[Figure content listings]
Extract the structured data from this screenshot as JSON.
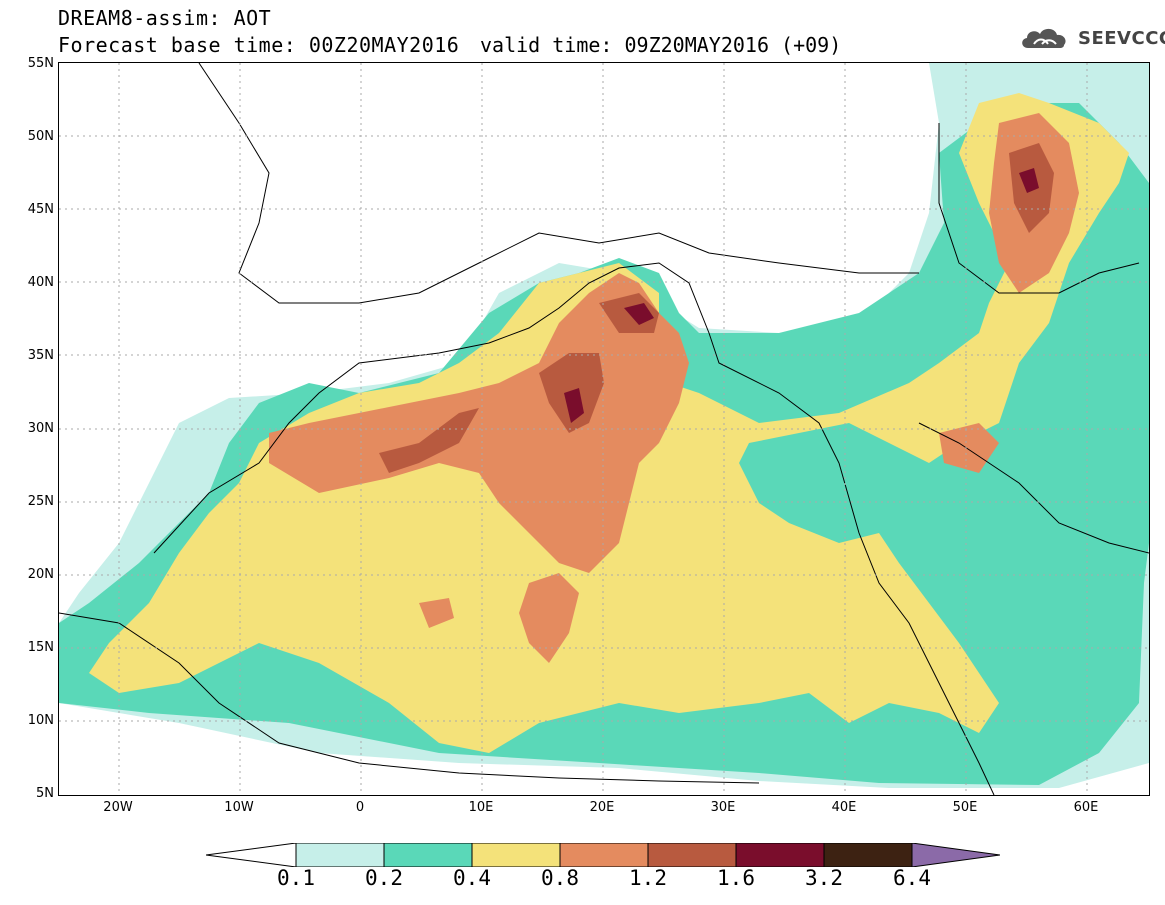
{
  "header": {
    "model_title": "DREAM8-assim: AOT",
    "forecast_base": "Forecast base time: 00Z20MAY2016",
    "valid_time": "valid time: 09Z20MAY2016 (+09)",
    "logo_text": "SEEVCCC",
    "logo_icon": "cloud-icon"
  },
  "map": {
    "lat_ticks": [
      "55N",
      "50N",
      "45N",
      "40N",
      "35N",
      "30N",
      "25N",
      "20N",
      "15N",
      "10N",
      "5N"
    ],
    "lon_ticks": [
      "20W",
      "10W",
      "0",
      "10E",
      "20E",
      "30E",
      "40E",
      "50E",
      "60E"
    ],
    "extent": {
      "lon": [
        -25,
        65
      ],
      "lat": [
        5,
        55
      ]
    }
  },
  "colorbar": {
    "labels": [
      "0.1",
      "0.2",
      "0.4",
      "0.8",
      "1.2",
      "1.6",
      "3.2",
      "6.4"
    ],
    "colors": [
      "#ffffff",
      "#c6efe9",
      "#5ad8b8",
      "#f4e27a",
      "#e48b5f",
      "#b85a3f",
      "#7a0d2c",
      "#3d2212",
      "#8b6aa8"
    ]
  }
}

▶ [Problem to solve]: Write out each entry exactly as given, omitting any picture.

▶ [Final result]:
Extract the structured data from this screenshot as JSON.
{
  "header": {
    "model_title": "DREAM8-assim: AOT",
    "forecast_base": "Forecast base time: 00Z20MAY2016",
    "valid_time": "valid time: 09Z20MAY2016 (+09)",
    "logo_text": "SEEVCCC",
    "logo_icon": "cloud-icon"
  },
  "map": {
    "lat_ticks": [
      "55N",
      "50N",
      "45N",
      "40N",
      "35N",
      "30N",
      "25N",
      "20N",
      "15N",
      "10N",
      "5N"
    ],
    "lon_ticks": [
      "20W",
      "10W",
      "0",
      "10E",
      "20E",
      "30E",
      "40E",
      "50E",
      "60E"
    ],
    "extent": {
      "lon": [
        -25,
        65
      ],
      "lat": [
        5,
        55
      ]
    }
  },
  "colorbar": {
    "labels": [
      "0.1",
      "0.2",
      "0.4",
      "0.8",
      "1.2",
      "1.6",
      "3.2",
      "6.4"
    ],
    "colors": [
      "#ffffff",
      "#c6efe9",
      "#5ad8b8",
      "#f4e27a",
      "#e48b5f",
      "#b85a3f",
      "#7a0d2c",
      "#3d2212",
      "#8b6aa8"
    ]
  }
}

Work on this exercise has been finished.